◆ Requirements ◆
Extract every line that contains the string "JSON".

Items from a dataset:
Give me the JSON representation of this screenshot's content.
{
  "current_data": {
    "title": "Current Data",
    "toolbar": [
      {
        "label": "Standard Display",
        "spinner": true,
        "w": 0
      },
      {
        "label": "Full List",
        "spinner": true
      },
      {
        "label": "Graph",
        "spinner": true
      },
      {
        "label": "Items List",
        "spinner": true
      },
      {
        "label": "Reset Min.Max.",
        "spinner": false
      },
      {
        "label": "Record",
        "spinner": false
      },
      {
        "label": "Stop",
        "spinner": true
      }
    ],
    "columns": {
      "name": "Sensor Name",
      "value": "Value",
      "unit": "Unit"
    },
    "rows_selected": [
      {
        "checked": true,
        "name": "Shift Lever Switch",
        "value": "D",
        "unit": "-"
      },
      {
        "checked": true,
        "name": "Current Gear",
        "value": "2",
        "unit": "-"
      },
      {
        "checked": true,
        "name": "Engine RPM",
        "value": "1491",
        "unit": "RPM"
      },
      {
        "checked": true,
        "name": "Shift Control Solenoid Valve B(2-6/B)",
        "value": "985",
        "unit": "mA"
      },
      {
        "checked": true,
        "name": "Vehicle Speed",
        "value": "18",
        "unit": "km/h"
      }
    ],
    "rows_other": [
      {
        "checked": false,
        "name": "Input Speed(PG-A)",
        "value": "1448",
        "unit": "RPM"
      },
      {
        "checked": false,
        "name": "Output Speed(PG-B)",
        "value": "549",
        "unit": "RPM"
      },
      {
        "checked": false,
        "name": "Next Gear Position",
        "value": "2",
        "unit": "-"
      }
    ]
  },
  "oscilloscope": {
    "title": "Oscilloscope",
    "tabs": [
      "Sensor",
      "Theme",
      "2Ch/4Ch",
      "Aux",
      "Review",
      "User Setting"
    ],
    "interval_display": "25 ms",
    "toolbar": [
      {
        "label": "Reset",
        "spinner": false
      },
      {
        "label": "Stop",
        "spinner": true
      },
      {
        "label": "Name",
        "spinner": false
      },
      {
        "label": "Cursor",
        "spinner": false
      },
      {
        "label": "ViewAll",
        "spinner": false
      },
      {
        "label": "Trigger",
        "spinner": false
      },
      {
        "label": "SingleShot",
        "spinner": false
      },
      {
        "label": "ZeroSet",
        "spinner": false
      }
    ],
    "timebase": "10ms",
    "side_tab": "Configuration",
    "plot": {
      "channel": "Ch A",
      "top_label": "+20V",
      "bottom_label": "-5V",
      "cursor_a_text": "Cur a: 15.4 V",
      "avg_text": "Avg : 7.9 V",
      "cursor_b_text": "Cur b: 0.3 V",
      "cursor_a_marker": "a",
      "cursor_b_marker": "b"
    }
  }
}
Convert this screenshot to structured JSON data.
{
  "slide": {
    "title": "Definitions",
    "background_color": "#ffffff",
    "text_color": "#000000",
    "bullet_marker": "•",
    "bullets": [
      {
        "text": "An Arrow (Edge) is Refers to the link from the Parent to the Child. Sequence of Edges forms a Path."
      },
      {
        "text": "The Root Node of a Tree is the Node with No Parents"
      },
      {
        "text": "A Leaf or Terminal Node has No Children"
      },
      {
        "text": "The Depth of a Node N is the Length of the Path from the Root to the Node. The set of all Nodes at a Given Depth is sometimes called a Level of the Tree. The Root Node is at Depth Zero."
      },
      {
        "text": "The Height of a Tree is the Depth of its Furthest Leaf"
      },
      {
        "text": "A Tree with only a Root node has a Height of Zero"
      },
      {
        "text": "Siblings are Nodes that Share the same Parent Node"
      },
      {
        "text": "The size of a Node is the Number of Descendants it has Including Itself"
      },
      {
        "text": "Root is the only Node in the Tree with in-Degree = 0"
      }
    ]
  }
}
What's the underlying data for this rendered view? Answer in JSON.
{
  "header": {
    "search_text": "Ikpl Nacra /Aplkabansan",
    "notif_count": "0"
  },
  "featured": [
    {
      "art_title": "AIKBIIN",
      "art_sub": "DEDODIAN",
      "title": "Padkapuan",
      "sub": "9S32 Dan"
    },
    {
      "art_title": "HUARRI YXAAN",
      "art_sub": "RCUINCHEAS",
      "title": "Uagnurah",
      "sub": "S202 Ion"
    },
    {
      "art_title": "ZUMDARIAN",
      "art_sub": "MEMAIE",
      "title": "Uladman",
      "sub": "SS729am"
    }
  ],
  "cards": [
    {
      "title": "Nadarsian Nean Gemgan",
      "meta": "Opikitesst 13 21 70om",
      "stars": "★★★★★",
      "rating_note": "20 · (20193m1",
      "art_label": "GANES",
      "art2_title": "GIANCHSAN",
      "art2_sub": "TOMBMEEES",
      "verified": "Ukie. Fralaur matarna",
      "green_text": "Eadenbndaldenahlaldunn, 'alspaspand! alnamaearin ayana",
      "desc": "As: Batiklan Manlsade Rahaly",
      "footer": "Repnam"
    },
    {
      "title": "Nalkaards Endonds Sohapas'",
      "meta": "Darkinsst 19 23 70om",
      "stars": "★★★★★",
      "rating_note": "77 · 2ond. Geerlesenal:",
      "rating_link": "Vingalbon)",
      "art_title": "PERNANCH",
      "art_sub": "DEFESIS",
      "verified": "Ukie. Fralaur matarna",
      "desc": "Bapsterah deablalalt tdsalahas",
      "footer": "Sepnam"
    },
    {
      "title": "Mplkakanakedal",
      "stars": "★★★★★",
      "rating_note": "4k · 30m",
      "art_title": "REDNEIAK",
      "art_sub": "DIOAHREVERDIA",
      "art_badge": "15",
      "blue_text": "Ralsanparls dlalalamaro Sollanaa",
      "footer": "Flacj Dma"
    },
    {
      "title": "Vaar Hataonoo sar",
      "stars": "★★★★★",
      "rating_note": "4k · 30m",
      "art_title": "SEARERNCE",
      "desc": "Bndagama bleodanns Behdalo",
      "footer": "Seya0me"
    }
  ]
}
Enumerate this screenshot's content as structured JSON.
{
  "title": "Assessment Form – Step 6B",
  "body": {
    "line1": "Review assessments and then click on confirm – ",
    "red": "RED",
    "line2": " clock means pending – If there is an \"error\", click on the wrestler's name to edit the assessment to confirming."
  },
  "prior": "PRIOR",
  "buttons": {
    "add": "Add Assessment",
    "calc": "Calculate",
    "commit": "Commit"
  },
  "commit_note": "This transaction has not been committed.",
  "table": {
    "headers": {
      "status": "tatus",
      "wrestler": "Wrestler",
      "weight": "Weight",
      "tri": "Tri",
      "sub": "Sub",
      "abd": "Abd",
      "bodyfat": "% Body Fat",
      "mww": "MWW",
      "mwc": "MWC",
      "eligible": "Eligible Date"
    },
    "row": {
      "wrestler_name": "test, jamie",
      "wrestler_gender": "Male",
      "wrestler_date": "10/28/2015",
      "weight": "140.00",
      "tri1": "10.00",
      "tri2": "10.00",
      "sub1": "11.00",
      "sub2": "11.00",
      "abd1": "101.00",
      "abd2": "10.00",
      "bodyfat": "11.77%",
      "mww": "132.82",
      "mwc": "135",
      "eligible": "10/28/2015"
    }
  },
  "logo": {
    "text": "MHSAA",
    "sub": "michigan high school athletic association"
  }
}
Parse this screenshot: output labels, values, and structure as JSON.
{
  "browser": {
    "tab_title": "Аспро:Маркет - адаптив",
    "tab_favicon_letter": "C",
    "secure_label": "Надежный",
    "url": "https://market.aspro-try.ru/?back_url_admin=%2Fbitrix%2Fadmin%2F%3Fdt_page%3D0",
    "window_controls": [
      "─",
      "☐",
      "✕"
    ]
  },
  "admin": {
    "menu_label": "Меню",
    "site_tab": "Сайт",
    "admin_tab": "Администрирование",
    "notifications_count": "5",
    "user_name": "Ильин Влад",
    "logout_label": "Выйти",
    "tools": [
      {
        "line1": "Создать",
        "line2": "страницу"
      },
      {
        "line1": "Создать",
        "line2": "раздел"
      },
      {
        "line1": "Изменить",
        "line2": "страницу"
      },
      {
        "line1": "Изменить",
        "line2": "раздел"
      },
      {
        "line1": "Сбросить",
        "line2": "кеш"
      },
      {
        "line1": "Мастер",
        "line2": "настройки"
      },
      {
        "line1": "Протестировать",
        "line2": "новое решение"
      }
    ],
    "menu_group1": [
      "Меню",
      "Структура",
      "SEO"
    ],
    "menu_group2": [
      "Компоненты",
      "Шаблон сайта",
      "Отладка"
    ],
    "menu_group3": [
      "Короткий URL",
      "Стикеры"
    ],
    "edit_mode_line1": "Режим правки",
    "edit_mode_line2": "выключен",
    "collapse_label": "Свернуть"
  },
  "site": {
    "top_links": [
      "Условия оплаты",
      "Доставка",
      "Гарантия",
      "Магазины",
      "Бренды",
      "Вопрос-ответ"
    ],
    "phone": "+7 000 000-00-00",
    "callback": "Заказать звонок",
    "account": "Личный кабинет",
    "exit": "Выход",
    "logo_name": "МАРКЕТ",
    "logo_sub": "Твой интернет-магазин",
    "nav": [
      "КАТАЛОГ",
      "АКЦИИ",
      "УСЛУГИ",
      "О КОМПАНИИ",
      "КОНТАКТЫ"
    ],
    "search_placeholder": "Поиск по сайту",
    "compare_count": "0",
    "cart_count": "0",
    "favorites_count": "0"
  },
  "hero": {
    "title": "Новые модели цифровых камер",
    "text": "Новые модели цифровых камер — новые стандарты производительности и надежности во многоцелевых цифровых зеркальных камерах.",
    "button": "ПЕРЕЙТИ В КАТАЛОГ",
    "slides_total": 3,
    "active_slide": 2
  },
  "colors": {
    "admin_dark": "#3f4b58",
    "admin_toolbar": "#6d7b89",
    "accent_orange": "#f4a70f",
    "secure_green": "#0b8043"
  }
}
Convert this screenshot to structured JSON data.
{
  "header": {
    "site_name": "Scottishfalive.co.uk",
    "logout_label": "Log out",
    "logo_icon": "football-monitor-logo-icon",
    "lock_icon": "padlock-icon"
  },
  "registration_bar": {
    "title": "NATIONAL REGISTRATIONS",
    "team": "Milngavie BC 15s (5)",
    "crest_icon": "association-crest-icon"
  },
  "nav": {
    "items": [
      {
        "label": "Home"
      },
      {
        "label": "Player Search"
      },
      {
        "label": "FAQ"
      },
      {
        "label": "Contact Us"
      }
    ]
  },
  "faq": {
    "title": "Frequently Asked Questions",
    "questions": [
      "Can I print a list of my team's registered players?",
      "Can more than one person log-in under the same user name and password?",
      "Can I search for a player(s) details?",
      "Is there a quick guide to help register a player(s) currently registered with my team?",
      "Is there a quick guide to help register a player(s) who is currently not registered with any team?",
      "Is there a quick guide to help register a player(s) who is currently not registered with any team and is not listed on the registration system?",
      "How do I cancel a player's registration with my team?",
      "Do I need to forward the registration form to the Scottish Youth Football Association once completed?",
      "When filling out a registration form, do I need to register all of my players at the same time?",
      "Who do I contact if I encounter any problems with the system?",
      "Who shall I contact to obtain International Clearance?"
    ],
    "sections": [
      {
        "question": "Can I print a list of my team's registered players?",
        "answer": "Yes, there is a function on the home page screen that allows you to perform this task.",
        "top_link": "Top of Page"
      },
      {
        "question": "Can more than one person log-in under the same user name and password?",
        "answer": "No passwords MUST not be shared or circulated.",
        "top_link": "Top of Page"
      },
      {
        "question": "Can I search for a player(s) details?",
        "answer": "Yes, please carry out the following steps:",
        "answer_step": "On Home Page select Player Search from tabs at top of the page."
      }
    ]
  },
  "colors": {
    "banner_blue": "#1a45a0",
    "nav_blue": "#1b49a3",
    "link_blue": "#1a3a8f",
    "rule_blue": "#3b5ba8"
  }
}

◆ Reply to the task ◆
Give me the JSON representation of this screenshot's content.
Convert this screenshot to structured JSON data.
What's the underlying data for this rendered view? Answer in JSON.
Enumerate this screenshot's content as structured JSON.
Parse this screenshot: output labels, values, and structure as JSON.
Convert this screenshot to structured JSON data.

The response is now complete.